━━━━━ Entries provided

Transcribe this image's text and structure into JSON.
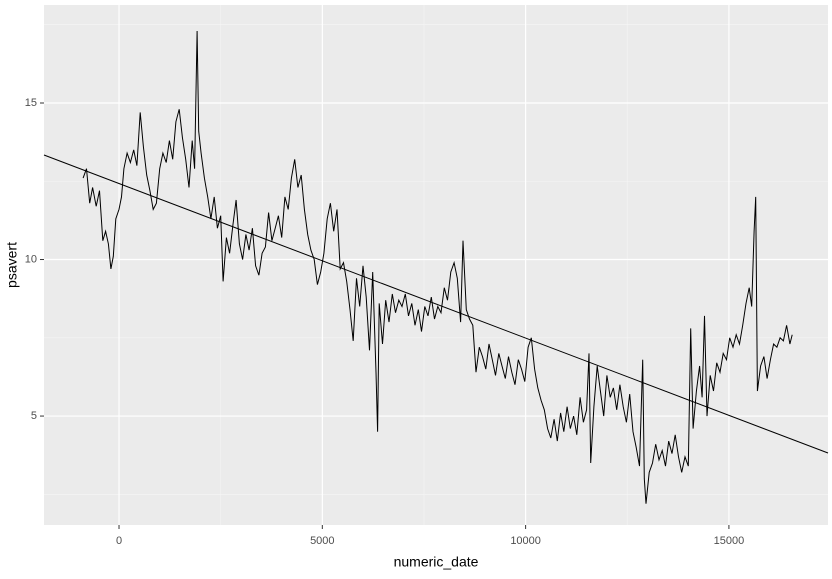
{
  "chart_data": {
    "type": "line",
    "x_label": "numeric_date",
    "y_label": "psavert",
    "xlim": [
      -1845,
      17437
    ],
    "ylim": [
      1.52,
      18.13
    ],
    "xticks": [
      0,
      5000,
      10000,
      15000
    ],
    "yticks": [
      5,
      10,
      15
    ],
    "xminorticks": [
      2500,
      7500,
      12500
    ],
    "yminorticks": [
      2.5,
      7.5,
      12.5,
      17.5
    ],
    "grid": true,
    "color": "#000000",
    "trend_color": "#000000",
    "x": [
      -883,
      -800,
      -720,
      -650,
      -560,
      -480,
      -400,
      -330,
      -260,
      -200,
      -140,
      -80,
      0,
      60,
      120,
      200,
      280,
      360,
      440,
      520,
      600,
      680,
      760,
      840,
      920,
      1000,
      1080,
      1160,
      1240,
      1320,
      1400,
      1480,
      1560,
      1640,
      1720,
      1800,
      1860,
      1920,
      1960,
      2020,
      2100,
      2180,
      2260,
      2340,
      2420,
      2500,
      2560,
      2640,
      2720,
      2800,
      2880,
      2960,
      3040,
      3120,
      3200,
      3280,
      3360,
      3440,
      3520,
      3600,
      3680,
      3760,
      3840,
      3920,
      4000,
      4080,
      4160,
      4240,
      4320,
      4400,
      4480,
      4560,
      4640,
      4720,
      4800,
      4880,
      4960,
      5040,
      5120,
      5200,
      5280,
      5360,
      5440,
      5520,
      5600,
      5680,
      5760,
      5840,
      5920,
      6000,
      6080,
      6160,
      6240,
      6320,
      6360,
      6400,
      6480,
      6560,
      6640,
      6720,
      6800,
      6880,
      6960,
      7040,
      7120,
      7200,
      7280,
      7360,
      7440,
      7520,
      7600,
      7680,
      7760,
      7840,
      7920,
      8000,
      8080,
      8160,
      8240,
      8320,
      8400,
      8460,
      8540,
      8620,
      8700,
      8780,
      8860,
      8940,
      9020,
      9100,
      9180,
      9260,
      9340,
      9420,
      9500,
      9580,
      9660,
      9740,
      9820,
      9900,
      9980,
      10060,
      10140,
      10220,
      10300,
      10380,
      10460,
      10540,
      10620,
      10700,
      10780,
      10860,
      10940,
      11020,
      11100,
      11180,
      11260,
      11340,
      11420,
      11500,
      11560,
      11600,
      11680,
      11760,
      11840,
      11920,
      12000,
      12080,
      12160,
      12240,
      12320,
      12400,
      12480,
      12560,
      12640,
      12720,
      12800,
      12880,
      12920,
      12960,
      13040,
      13120,
      13200,
      13280,
      13360,
      13440,
      13520,
      13600,
      13680,
      13760,
      13840,
      13920,
      14000,
      14060,
      14120,
      14200,
      14280,
      14340,
      14400,
      14460,
      14540,
      14620,
      14700,
      14780,
      14860,
      14940,
      15020,
      15100,
      15180,
      15260,
      15340,
      15420,
      15500,
      15560,
      15620,
      15660,
      15700,
      15780,
      15860,
      15940,
      16020,
      16100,
      16180,
      16260,
      16340,
      16420,
      16500,
      16556
    ],
    "values": [
      12.6,
      12.9,
      11.8,
      12.3,
      11.7,
      12.2,
      10.6,
      10.9,
      10.5,
      9.7,
      10.1,
      11.3,
      11.6,
      12.0,
      12.9,
      13.4,
      13.1,
      13.5,
      13.0,
      14.7,
      13.6,
      12.7,
      12.2,
      11.6,
      11.8,
      12.9,
      13.4,
      13.1,
      13.8,
      13.2,
      14.4,
      14.8,
      13.9,
      13.2,
      12.3,
      13.8,
      12.9,
      17.3,
      14.1,
      13.4,
      12.6,
      12.0,
      11.3,
      12.0,
      11.0,
      11.4,
      9.3,
      10.7,
      10.2,
      11.1,
      11.9,
      10.5,
      10.0,
      10.8,
      10.3,
      11.0,
      9.8,
      9.5,
      10.2,
      10.4,
      11.5,
      10.6,
      11.0,
      11.4,
      10.7,
      12.0,
      11.6,
      12.6,
      13.2,
      12.3,
      12.7,
      11.6,
      10.8,
      10.3,
      10.0,
      9.2,
      9.6,
      10.2,
      11.3,
      11.8,
      10.9,
      11.6,
      9.7,
      9.9,
      9.3,
      8.4,
      7.4,
      9.4,
      8.5,
      9.8,
      8.8,
      7.1,
      9.6,
      6.4,
      4.5,
      8.6,
      7.3,
      8.7,
      8.0,
      8.9,
      8.3,
      8.7,
      8.5,
      8.9,
      8.2,
      8.6,
      7.9,
      8.4,
      7.7,
      8.5,
      8.2,
      8.8,
      8.1,
      8.5,
      8.3,
      9.1,
      8.7,
      9.6,
      9.9,
      9.4,
      8.0,
      10.6,
      8.4,
      8.1,
      7.9,
      6.4,
      7.2,
      6.9,
      6.5,
      7.3,
      6.8,
      6.3,
      7.0,
      6.6,
      6.2,
      6.9,
      6.4,
      6.0,
      6.8,
      6.5,
      6.1,
      7.2,
      7.5,
      6.5,
      5.9,
      5.5,
      5.2,
      4.6,
      4.3,
      4.9,
      4.2,
      5.1,
      4.5,
      5.3,
      4.6,
      5.0,
      4.4,
      5.6,
      4.8,
      5.2,
      7.0,
      3.5,
      5.3,
      6.6,
      5.8,
      5.0,
      6.3,
      5.6,
      5.9,
      5.2,
      6.0,
      5.3,
      4.8,
      5.7,
      4.5,
      4.0,
      3.4,
      6.8,
      3.0,
      2.2,
      3.2,
      3.5,
      4.1,
      3.6,
      3.9,
      3.4,
      4.2,
      3.8,
      4.4,
      3.7,
      3.2,
      3.7,
      3.4,
      7.8,
      4.6,
      5.8,
      6.6,
      5.6,
      8.2,
      5.0,
      6.3,
      5.8,
      6.7,
      6.4,
      7.0,
      6.8,
      7.5,
      7.2,
      7.6,
      7.3,
      7.9,
      8.6,
      9.1,
      8.5,
      10.9,
      12.0,
      5.8,
      6.6,
      6.9,
      6.2,
      6.8,
      7.3,
      7.2,
      7.5,
      7.4,
      7.9,
      7.3,
      7.6
    ],
    "trend": {
      "x": [
        -1845,
        17437
      ],
      "values": [
        13.34,
        3.82
      ]
    }
  }
}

━━━━━━━━━━

Transcribe the records above exactly, omitting every picture they contain.

Written response:
Transcribe this image's text and structure into JSON.
{
  "chart_data": {
    "type": "line",
    "x_label": "numeric_date",
    "y_label": "psavert",
    "xlim": [
      -1845,
      17437
    ],
    "ylim": [
      1.52,
      18.13
    ],
    "xticks": [
      0,
      5000,
      10000,
      15000
    ],
    "yticks": [
      5,
      10,
      15
    ],
    "xminorticks": [
      2500,
      7500,
      12500
    ],
    "yminorticks": [
      2.5,
      7.5,
      12.5,
      17.5
    ],
    "grid": true,
    "color": "#000000",
    "trend_color": "#000000",
    "x": [
      -883,
      -800,
      -720,
      -650,
      -560,
      -480,
      -400,
      -330,
      -260,
      -200,
      -140,
      -80,
      0,
      60,
      120,
      200,
      280,
      360,
      440,
      520,
      600,
      680,
      760,
      840,
      920,
      1000,
      1080,
      1160,
      1240,
      1320,
      1400,
      1480,
      1560,
      1640,
      1720,
      1800,
      1860,
      1920,
      1960,
      2020,
      2100,
      2180,
      2260,
      2340,
      2420,
      2500,
      2560,
      2640,
      2720,
      2800,
      2880,
      2960,
      3040,
      3120,
      3200,
      3280,
      3360,
      3440,
      3520,
      3600,
      3680,
      3760,
      3840,
      3920,
      4000,
      4080,
      4160,
      4240,
      4320,
      4400,
      4480,
      4560,
      4640,
      4720,
      4800,
      4880,
      4960,
      5040,
      5120,
      5200,
      5280,
      5360,
      5440,
      5520,
      5600,
      5680,
      5760,
      5840,
      5920,
      6000,
      6080,
      6160,
      6240,
      6320,
      6360,
      6400,
      6480,
      6560,
      6640,
      6720,
      6800,
      6880,
      6960,
      7040,
      7120,
      7200,
      7280,
      7360,
      7440,
      7520,
      7600,
      7680,
      7760,
      7840,
      7920,
      8000,
      8080,
      8160,
      8240,
      8320,
      8400,
      8460,
      8540,
      8620,
      8700,
      8780,
      8860,
      8940,
      9020,
      9100,
      9180,
      9260,
      9340,
      9420,
      9500,
      9580,
      9660,
      9740,
      9820,
      9900,
      9980,
      10060,
      10140,
      10220,
      10300,
      10380,
      10460,
      10540,
      10620,
      10700,
      10780,
      10860,
      10940,
      11020,
      11100,
      11180,
      11260,
      11340,
      11420,
      11500,
      11560,
      11600,
      11680,
      11760,
      11840,
      11920,
      12000,
      12080,
      12160,
      12240,
      12320,
      12400,
      12480,
      12560,
      12640,
      12720,
      12800,
      12880,
      12920,
      12960,
      13040,
      13120,
      13200,
      13280,
      13360,
      13440,
      13520,
      13600,
      13680,
      13760,
      13840,
      13920,
      14000,
      14060,
      14120,
      14200,
      14280,
      14340,
      14400,
      14460,
      14540,
      14620,
      14700,
      14780,
      14860,
      14940,
      15020,
      15100,
      15180,
      15260,
      15340,
      15420,
      15500,
      15560,
      15620,
      15660,
      15700,
      15780,
      15860,
      15940,
      16020,
      16100,
      16180,
      16260,
      16340,
      16420,
      16500,
      16556
    ],
    "values": [
      12.6,
      12.9,
      11.8,
      12.3,
      11.7,
      12.2,
      10.6,
      10.9,
      10.5,
      9.7,
      10.1,
      11.3,
      11.6,
      12.0,
      12.9,
      13.4,
      13.1,
      13.5,
      13.0,
      14.7,
      13.6,
      12.7,
      12.2,
      11.6,
      11.8,
      12.9,
      13.4,
      13.1,
      13.8,
      13.2,
      14.4,
      14.8,
      13.9,
      13.2,
      12.3,
      13.8,
      12.9,
      17.3,
      14.1,
      13.4,
      12.6,
      12.0,
      11.3,
      12.0,
      11.0,
      11.4,
      9.3,
      10.7,
      10.2,
      11.1,
      11.9,
      10.5,
      10.0,
      10.8,
      10.3,
      11.0,
      9.8,
      9.5,
      10.2,
      10.4,
      11.5,
      10.6,
      11.0,
      11.4,
      10.7,
      12.0,
      11.6,
      12.6,
      13.2,
      12.3,
      12.7,
      11.6,
      10.8,
      10.3,
      10.0,
      9.2,
      9.6,
      10.2,
      11.3,
      11.8,
      10.9,
      11.6,
      9.7,
      9.9,
      9.3,
      8.4,
      7.4,
      9.4,
      8.5,
      9.8,
      8.8,
      7.1,
      9.6,
      6.4,
      4.5,
      8.6,
      7.3,
      8.7,
      8.0,
      8.9,
      8.3,
      8.7,
      8.5,
      8.9,
      8.2,
      8.6,
      7.9,
      8.4,
      7.7,
      8.5,
      8.2,
      8.8,
      8.1,
      8.5,
      8.3,
      9.1,
      8.7,
      9.6,
      9.9,
      9.4,
      8.0,
      10.6,
      8.4,
      8.1,
      7.9,
      6.4,
      7.2,
      6.9,
      6.5,
      7.3,
      6.8,
      6.3,
      7.0,
      6.6,
      6.2,
      6.9,
      6.4,
      6.0,
      6.8,
      6.5,
      6.1,
      7.2,
      7.5,
      6.5,
      5.9,
      5.5,
      5.2,
      4.6,
      4.3,
      4.9,
      4.2,
      5.1,
      4.5,
      5.3,
      4.6,
      5.0,
      4.4,
      5.6,
      4.8,
      5.2,
      7.0,
      3.5,
      5.3,
      6.6,
      5.8,
      5.0,
      6.3,
      5.6,
      5.9,
      5.2,
      6.0,
      5.3,
      4.8,
      5.7,
      4.5,
      4.0,
      3.4,
      6.8,
      3.0,
      2.2,
      3.2,
      3.5,
      4.1,
      3.6,
      3.9,
      3.4,
      4.2,
      3.8,
      4.4,
      3.7,
      3.2,
      3.7,
      3.4,
      7.8,
      4.6,
      5.8,
      6.6,
      5.6,
      8.2,
      5.0,
      6.3,
      5.8,
      6.7,
      6.4,
      7.0,
      6.8,
      7.5,
      7.2,
      7.6,
      7.3,
      7.9,
      8.6,
      9.1,
      8.5,
      10.9,
      12.0,
      5.8,
      6.6,
      6.9,
      6.2,
      6.8,
      7.3,
      7.2,
      7.5,
      7.4,
      7.9,
      7.3,
      7.6
    ],
    "trend": {
      "x": [
        -1845,
        17437
      ],
      "values": [
        13.34,
        3.82
      ]
    }
  }
}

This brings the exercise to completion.